• _Instruction_
Copy the data exactly; pictures stay out of the copy.

• _Data in this exercise_
——
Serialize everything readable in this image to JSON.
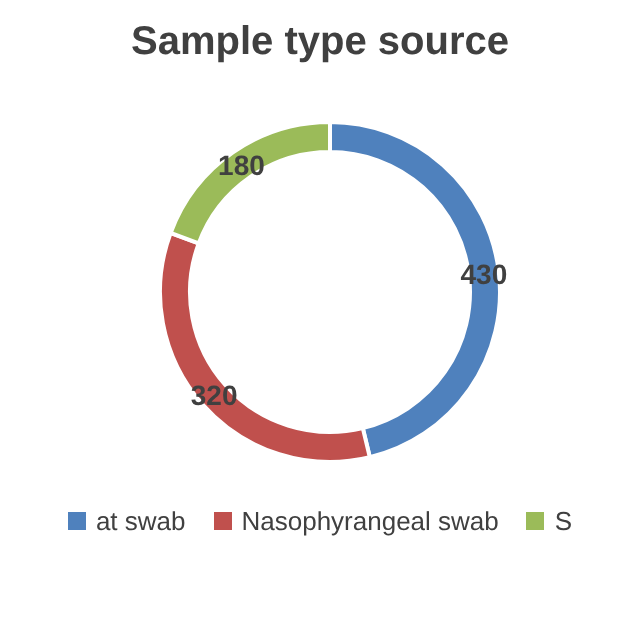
{
  "chart_data": {
    "type": "donut",
    "title": "Sample type source",
    "categories": [
      "at swab",
      "Nasophyrangeal swab",
      "S"
    ],
    "values": [
      430,
      320,
      180
    ],
    "colors": [
      "#4f81bd",
      "#c0504d",
      "#9bbb59"
    ],
    "data_labels": true,
    "legend": "bottom"
  }
}
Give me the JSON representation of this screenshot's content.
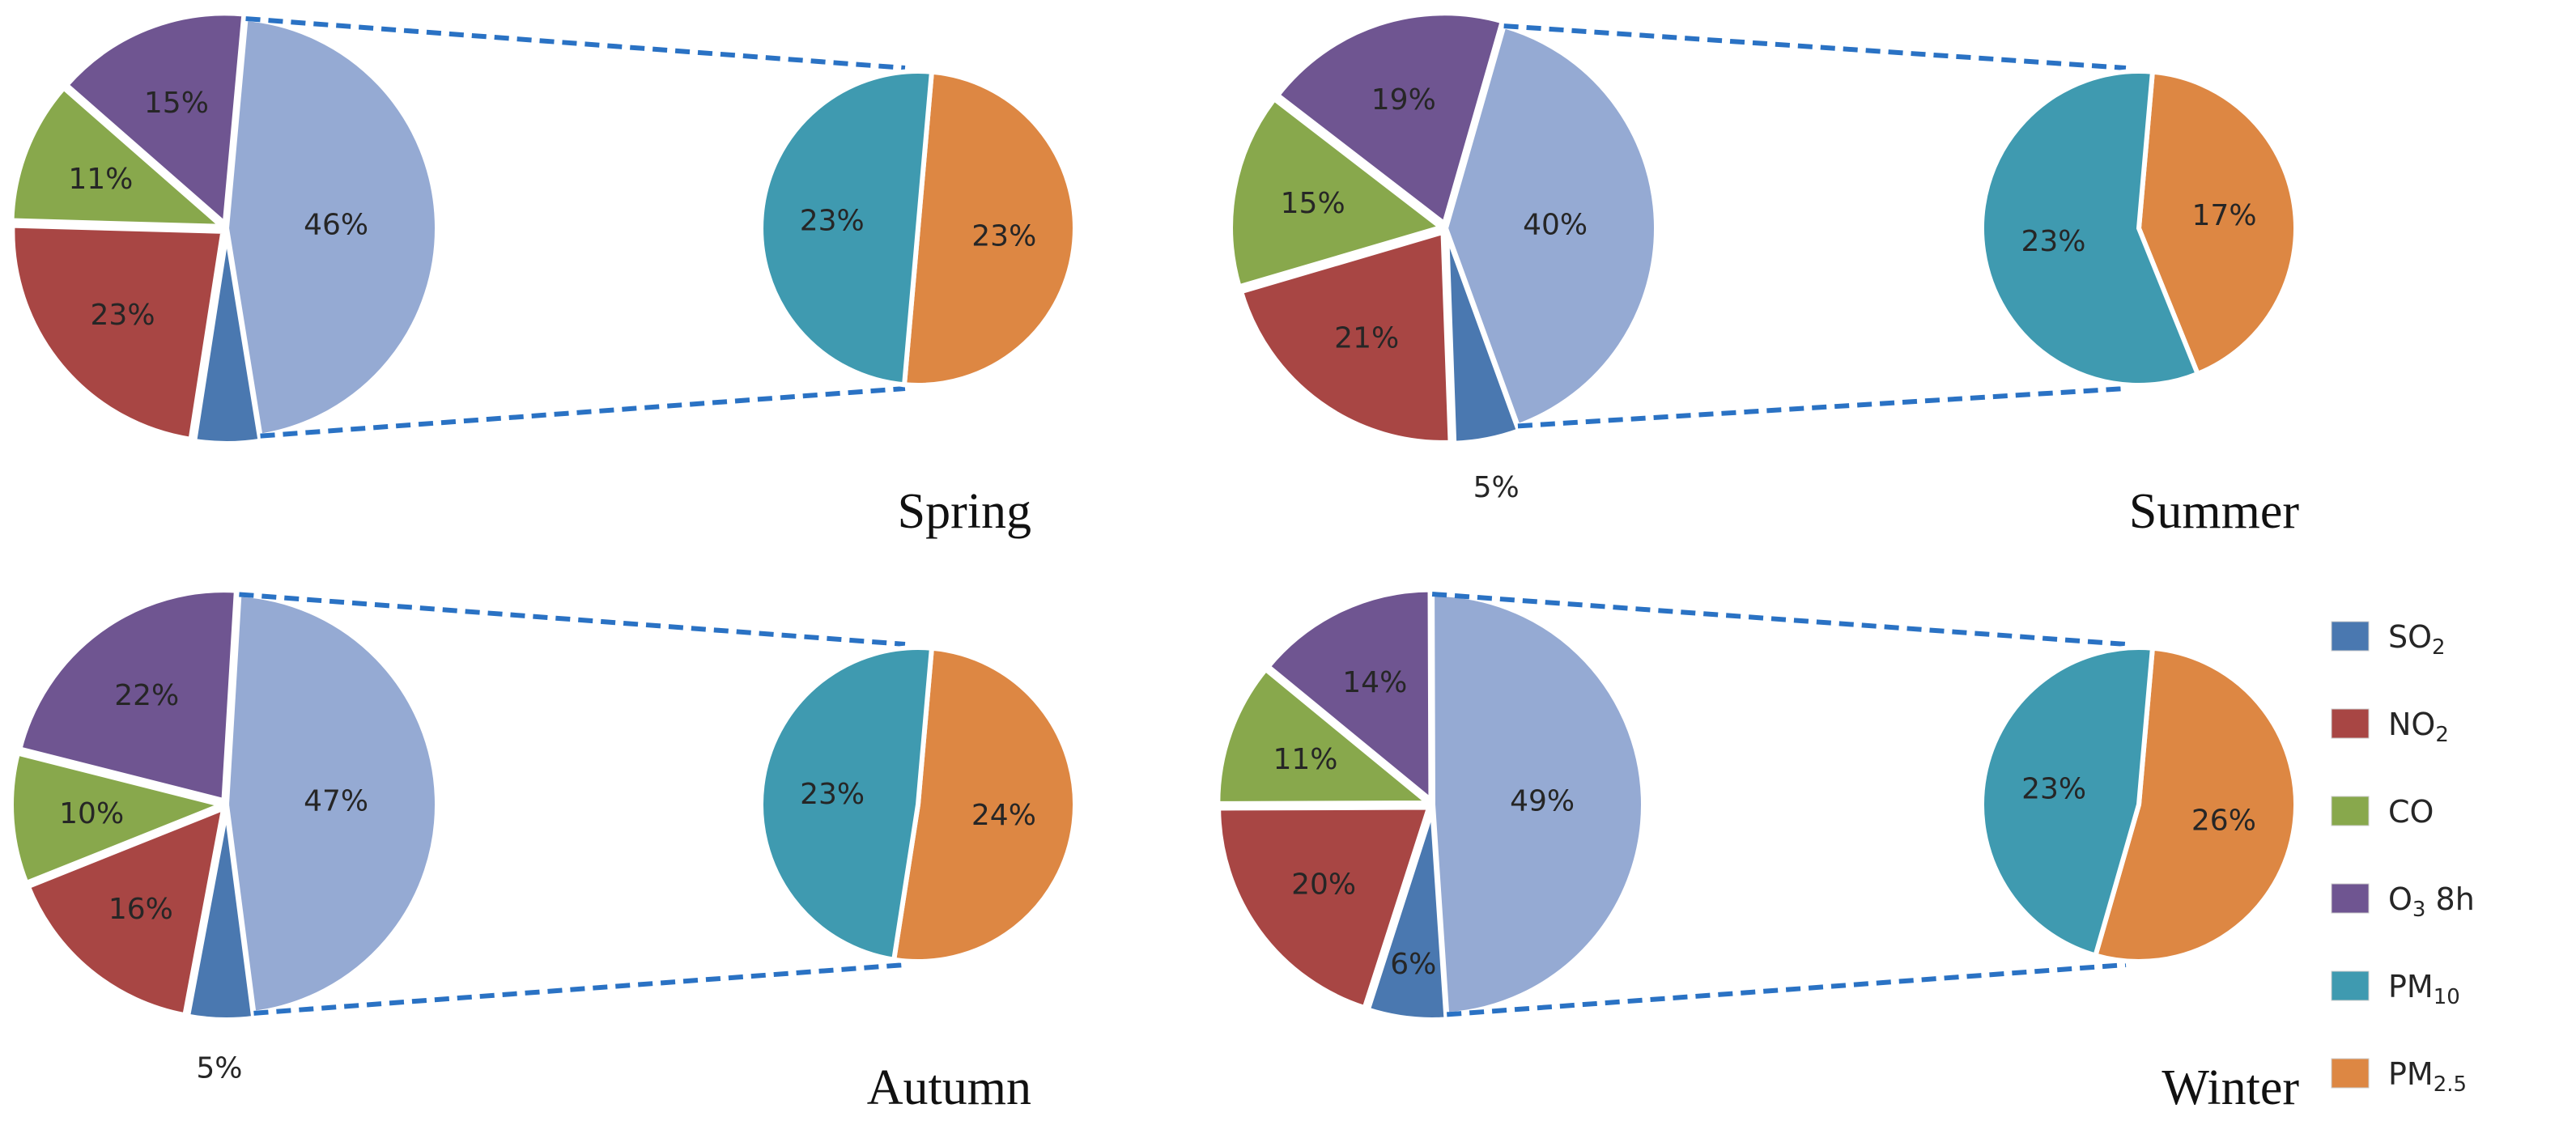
{
  "chart_data": [
    {
      "type": "pie",
      "title": "Spring",
      "main_pie": [
        {
          "category": "PM2.5 + PM10",
          "value": 46,
          "label": "46%"
        },
        {
          "category": "SO2",
          "value": 5,
          "label": ""
        },
        {
          "category": "NO2",
          "value": 23,
          "label": "23%"
        },
        {
          "category": "CO",
          "value": 11,
          "label": "11%"
        },
        {
          "category": "O3 8h",
          "value": 15,
          "label": "15%"
        }
      ],
      "secondary_pie": [
        {
          "category": "PM2.5",
          "value": 23,
          "label": "23%"
        },
        {
          "category": "PM10",
          "value": 23,
          "label": "23%"
        }
      ]
    },
    {
      "type": "pie",
      "title": "Summer",
      "main_pie": [
        {
          "category": "PM2.5 + PM10",
          "value": 40,
          "label": "40%"
        },
        {
          "category": "SO2",
          "value": 5,
          "label": "5%"
        },
        {
          "category": "NO2",
          "value": 21,
          "label": "21%"
        },
        {
          "category": "CO",
          "value": 15,
          "label": "15%"
        },
        {
          "category": "O3 8h",
          "value": 19,
          "label": "19%"
        }
      ],
      "secondary_pie": [
        {
          "category": "PM2.5",
          "value": 17,
          "label": "17%"
        },
        {
          "category": "PM10",
          "value": 23,
          "label": "23%"
        }
      ]
    },
    {
      "type": "pie",
      "title": "Autumn",
      "main_pie": [
        {
          "category": "PM2.5 + PM10",
          "value": 47,
          "label": "47%"
        },
        {
          "category": "SO2",
          "value": 5,
          "label": "5%"
        },
        {
          "category": "NO2",
          "value": 16,
          "label": "16%"
        },
        {
          "category": "CO",
          "value": 10,
          "label": "10%"
        },
        {
          "category": "O3 8h",
          "value": 22,
          "label": "22%"
        }
      ],
      "secondary_pie": [
        {
          "category": "PM2.5",
          "value": 24,
          "label": "24%"
        },
        {
          "category": "PM10",
          "value": 23,
          "label": "23%"
        }
      ]
    },
    {
      "type": "pie",
      "title": "Winter",
      "main_pie": [
        {
          "category": "PM2.5 + PM10",
          "value": 49,
          "label": "49%"
        },
        {
          "category": "SO2",
          "value": 6,
          "label": "6%"
        },
        {
          "category": "NO2",
          "value": 20,
          "label": "20%"
        },
        {
          "category": "CO",
          "value": 11,
          "label": "11%"
        },
        {
          "category": "O3 8h",
          "value": 14,
          "label": "14%"
        }
      ],
      "secondary_pie": [
        {
          "category": "PM2.5",
          "value": 26,
          "label": "26%"
        },
        {
          "category": "PM10",
          "value": 23,
          "label": "23%"
        }
      ]
    }
  ],
  "legend": {
    "placement": "right",
    "items": [
      {
        "base": "SO",
        "sub": "2",
        "suffix": "",
        "key": "SO2"
      },
      {
        "base": "NO",
        "sub": "2",
        "suffix": "",
        "key": "NO2"
      },
      {
        "base": "CO",
        "sub": "",
        "suffix": "",
        "key": "CO"
      },
      {
        "base": "O",
        "sub": "3",
        "suffix": " 8h",
        "key": "O3 8h"
      },
      {
        "base": "PM",
        "sub": "10",
        "suffix": "",
        "key": "PM10"
      },
      {
        "base": "PM",
        "sub": "2.5",
        "suffix": "",
        "key": "PM2.5"
      }
    ]
  },
  "colors": {
    "SO2": "#4a78b0",
    "NO2": "#a84644",
    "CO": "#88a84c",
    "O3 8h": "#6f5591",
    "PM2.5 + PM10": "#95aad3",
    "PM10": "#3f9ab0",
    "PM2.5": "#dd8743",
    "connector": "#2a72c4"
  }
}
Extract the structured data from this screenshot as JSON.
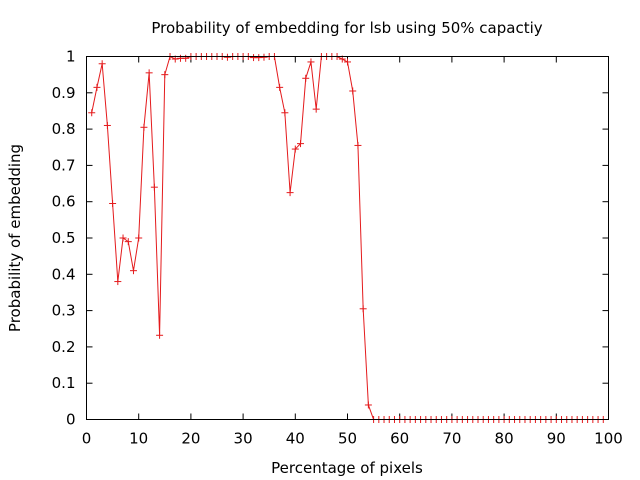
{
  "chart_data": {
    "type": "line",
    "title": "Probability of embedding for lsb using 50% capactiy",
    "xlabel": "Percentage of pixels",
    "ylabel": "Probability of embedding",
    "xlim": [
      0,
      100
    ],
    "ylim": [
      0,
      1
    ],
    "xticks": [
      0,
      10,
      20,
      30,
      40,
      50,
      60,
      70,
      80,
      90,
      100
    ],
    "yticks": [
      0,
      0.1,
      0.2,
      0.3,
      0.4,
      0.5,
      0.6,
      0.7,
      0.8,
      0.9,
      1
    ],
    "ytick_labels": [
      "0",
      "0.1",
      "0.2",
      "0.3",
      "0.4",
      "0.5",
      "0.6",
      "0.7",
      "0.8",
      "0.9",
      "1"
    ],
    "grid": false,
    "legend": "none",
    "series": [
      {
        "color": "#e41a1c",
        "marker": "plus",
        "x": [
          1,
          2,
          3,
          4,
          5,
          6,
          7,
          8,
          9,
          10,
          11,
          12,
          13,
          14,
          15,
          16,
          17,
          18,
          19,
          20,
          21,
          22,
          23,
          24,
          25,
          26,
          27,
          28,
          29,
          30,
          31,
          32,
          33,
          34,
          35,
          36,
          37,
          38,
          39,
          40,
          41,
          42,
          43,
          44,
          45,
          46,
          47,
          48,
          49,
          50,
          51,
          52,
          53,
          54,
          55,
          56,
          57,
          58,
          59,
          60,
          61,
          62,
          63,
          64,
          65,
          66,
          67,
          68,
          69,
          70,
          71,
          72,
          73,
          74,
          75,
          76,
          77,
          78,
          79,
          80,
          81,
          82,
          83,
          84,
          85,
          86,
          87,
          88,
          89,
          90,
          91,
          92,
          93,
          94,
          95,
          96,
          97,
          98,
          99
        ],
        "y": [
          0.845,
          0.915,
          0.98,
          0.81,
          0.595,
          0.38,
          0.5,
          0.49,
          0.41,
          0.5,
          0.805,
          0.955,
          0.64,
          0.232,
          0.95,
          1.0,
          0.993,
          0.995,
          0.995,
          1.0,
          1.0,
          1.0,
          1.0,
          1.0,
          1.0,
          1.0,
          0.998,
          1.0,
          1.0,
          1.0,
          1.0,
          0.997,
          0.997,
          0.998,
          1.0,
          1.0,
          0.915,
          0.845,
          0.625,
          0.745,
          0.76,
          0.94,
          0.985,
          0.855,
          1.0,
          1.0,
          1.0,
          1.0,
          0.993,
          0.985,
          0.905,
          0.755,
          0.305,
          0.04,
          0,
          0,
          0,
          0,
          0,
          0,
          0,
          0,
          0,
          0,
          0,
          0,
          0,
          0,
          0,
          0,
          0,
          0,
          0,
          0,
          0,
          0,
          0,
          0,
          0,
          0,
          0,
          0,
          0,
          0,
          0,
          0,
          0,
          0,
          0,
          0,
          0,
          0,
          0,
          0,
          0,
          0,
          0,
          0,
          0
        ]
      }
    ]
  }
}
——
• _Exercise result_
Serialize everything readable in this image to JSON.
{
  "chart_data": {
    "type": "donut",
    "title": "Sample type source",
    "categories": [
      "at swab",
      "Nasophyrangeal swab",
      "S"
    ],
    "values": [
      430,
      320,
      180
    ],
    "colors": [
      "#4f81bd",
      "#c0504d",
      "#9bbb59"
    ],
    "data_labels": true,
    "legend": "bottom"
  }
}
Give me the JSON representation of this screenshot's content.
{
  "chart_data": [
    {
      "type": "pie",
      "title": "Spring",
      "main_pie": [
        {
          "category": "PM2.5 + PM10",
          "value": 46,
          "label": "46%"
        },
        {
          "category": "SO2",
          "value": 5,
          "label": ""
        },
        {
          "category": "NO2",
          "value": 23,
          "label": "23%"
        },
        {
          "category": "CO",
          "value": 11,
          "label": "11%"
        },
        {
          "category": "O3 8h",
          "value": 15,
          "label": "15%"
        }
      ],
      "secondary_pie": [
        {
          "category": "PM2.5",
          "value": 23,
          "label": "23%"
        },
        {
          "category": "PM10",
          "value": 23,
          "label": "23%"
        }
      ]
    },
    {
      "type": "pie",
      "title": "Summer",
      "main_pie": [
        {
          "category": "PM2.5 + PM10",
          "value": 40,
          "label": "40%"
        },
        {
          "category": "SO2",
          "value": 5,
          "label": "5%"
        },
        {
          "category": "NO2",
          "value": 21,
          "label": "21%"
        },
        {
          "category": "CO",
          "value": 15,
          "label": "15%"
        },
        {
          "category": "O3 8h",
          "value": 19,
          "label": "19%"
        }
      ],
      "secondary_pie": [
        {
          "category": "PM2.5",
          "value": 17,
          "label": "17%"
        },
        {
          "category": "PM10",
          "value": 23,
          "label": "23%"
        }
      ]
    },
    {
      "type": "pie",
      "title": "Autumn",
      "main_pie": [
        {
          "category": "PM2.5 + PM10",
          "value": 47,
          "label": "47%"
        },
        {
          "category": "SO2",
          "value": 5,
          "label": "5%"
        },
        {
          "category": "NO2",
          "value": 16,
          "label": "16%"
        },
        {
          "category": "CO",
          "value": 10,
          "label": "10%"
        },
        {
          "category": "O3 8h",
          "value": 22,
          "label": "22%"
        }
      ],
      "secondary_pie": [
        {
          "category": "PM2.5",
          "value": 24,
          "label": "24%"
        },
        {
          "category": "PM10",
          "value": 23,
          "label": "23%"
        }
      ]
    },
    {
      "type": "pie",
      "title": "Winter",
      "main_pie": [
        {
          "category": "PM2.5 + PM10",
          "value": 49,
          "label": "49%"
        },
        {
          "category": "SO2",
          "value": 6,
          "label": "6%"
        },
        {
          "category": "NO2",
          "value": 20,
          "label": "20%"
        },
        {
          "category": "CO",
          "value": 11,
          "label": "11%"
        },
        {
          "category": "O3 8h",
          "value": 14,
          "label": "14%"
        }
      ],
      "secondary_pie": [
        {
          "category": "PM2.5",
          "value": 26,
          "label": "26%"
        },
        {
          "category": "PM10",
          "value": 23,
          "label": "23%"
        }
      ]
    }
  ],
  "legend": {
    "placement": "right",
    "items": [
      {
        "base": "SO",
        "sub": "2",
        "suffix": "",
        "key": "SO2"
      },
      {
        "base": "NO",
        "sub": "2",
        "suffix": "",
        "key": "NO2"
      },
      {
        "base": "CO",
        "sub": "",
        "suffix": "",
        "key": "CO"
      },
      {
        "base": "O",
        "sub": "3",
        "suffix": " 8h",
        "key": "O3 8h"
      },
      {
        "base": "PM",
        "sub": "10",
        "suffix": "",
        "key": "PM10"
      },
      {
        "base": "PM",
        "sub": "2.5",
        "suffix": "",
        "key": "PM2.5"
      }
    ]
  },
  "colors": {
    "SO2": "#4a78b0",
    "NO2": "#a84644",
    "CO": "#88a84c",
    "O3 8h": "#6f5591",
    "PM2.5 + PM10": "#95aad3",
    "PM10": "#3f9ab0",
    "PM2.5": "#dd8743",
    "connector": "#2a72c4"
  }
}
Extract the structured data from this screenshot as JSON.
{
  "chart_data": {
    "type": "line",
    "title": "Probability of embedding for lsb using 50% capactiy",
    "xlabel": "Percentage of pixels",
    "ylabel": "Probability of embedding",
    "xlim": [
      0,
      100
    ],
    "ylim": [
      0,
      1
    ],
    "xticks": [
      0,
      10,
      20,
      30,
      40,
      50,
      60,
      70,
      80,
      90,
      100
    ],
    "yticks": [
      0,
      0.1,
      0.2,
      0.3,
      0.4,
      0.5,
      0.6,
      0.7,
      0.8,
      0.9,
      1
    ],
    "ytick_labels": [
      "0",
      "0.1",
      "0.2",
      "0.3",
      "0.4",
      "0.5",
      "0.6",
      "0.7",
      "0.8",
      "0.9",
      "1"
    ],
    "grid": false,
    "legend": "none",
    "series": [
      {
        "color": "#e41a1c",
        "marker": "plus",
        "x": [
          1,
          2,
          3,
          4,
          5,
          6,
          7,
          8,
          9,
          10,
          11,
          12,
          13,
          14,
          15,
          16,
          17,
          18,
          19,
          20,
          21,
          22,
          23,
          24,
          25,
          26,
          27,
          28,
          29,
          30,
          31,
          32,
          33,
          34,
          35,
          36,
          37,
          38,
          39,
          40,
          41,
          42,
          43,
          44,
          45,
          46,
          47,
          48,
          49,
          50,
          51,
          52,
          53,
          54,
          55,
          56,
          57,
          58,
          59,
          60,
          61,
          62,
          63,
          64,
          65,
          66,
          67,
          68,
          69,
          70,
          71,
          72,
          73,
          74,
          75,
          76,
          77,
          78,
          79,
          80,
          81,
          82,
          83,
          84,
          85,
          86,
          87,
          88,
          89,
          90,
          91,
          92,
          93,
          94,
          95,
          96,
          97,
          98,
          99
        ],
        "y": [
          0.845,
          0.915,
          0.98,
          0.81,
          0.595,
          0.38,
          0.5,
          0.49,
          0.41,
          0.5,
          0.805,
          0.955,
          0.64,
          0.232,
          0.95,
          1.0,
          0.993,
          0.995,
          0.995,
          1.0,
          1.0,
          1.0,
          1.0,
          1.0,
          1.0,
          1.0,
          0.998,
          1.0,
          1.0,
          1.0,
          1.0,
          0.997,
          0.997,
          0.998,
          1.0,
          1.0,
          0.915,
          0.845,
          0.625,
          0.745,
          0.76,
          0.94,
          0.985,
          0.855,
          1.0,
          1.0,
          1.0,
          1.0,
          0.993,
          0.985,
          0.905,
          0.755,
          0.305,
          0.04,
          0,
          0,
          0,
          0,
          0,
          0,
          0,
          0,
          0,
          0,
          0,
          0,
          0,
          0,
          0,
          0,
          0,
          0,
          0,
          0,
          0,
          0,
          0,
          0,
          0,
          0,
          0,
          0,
          0,
          0,
          0,
          0,
          0,
          0,
          0,
          0,
          0,
          0,
          0,
          0,
          0,
          0,
          0,
          0,
          0
        ]
      }
    ]
  }
}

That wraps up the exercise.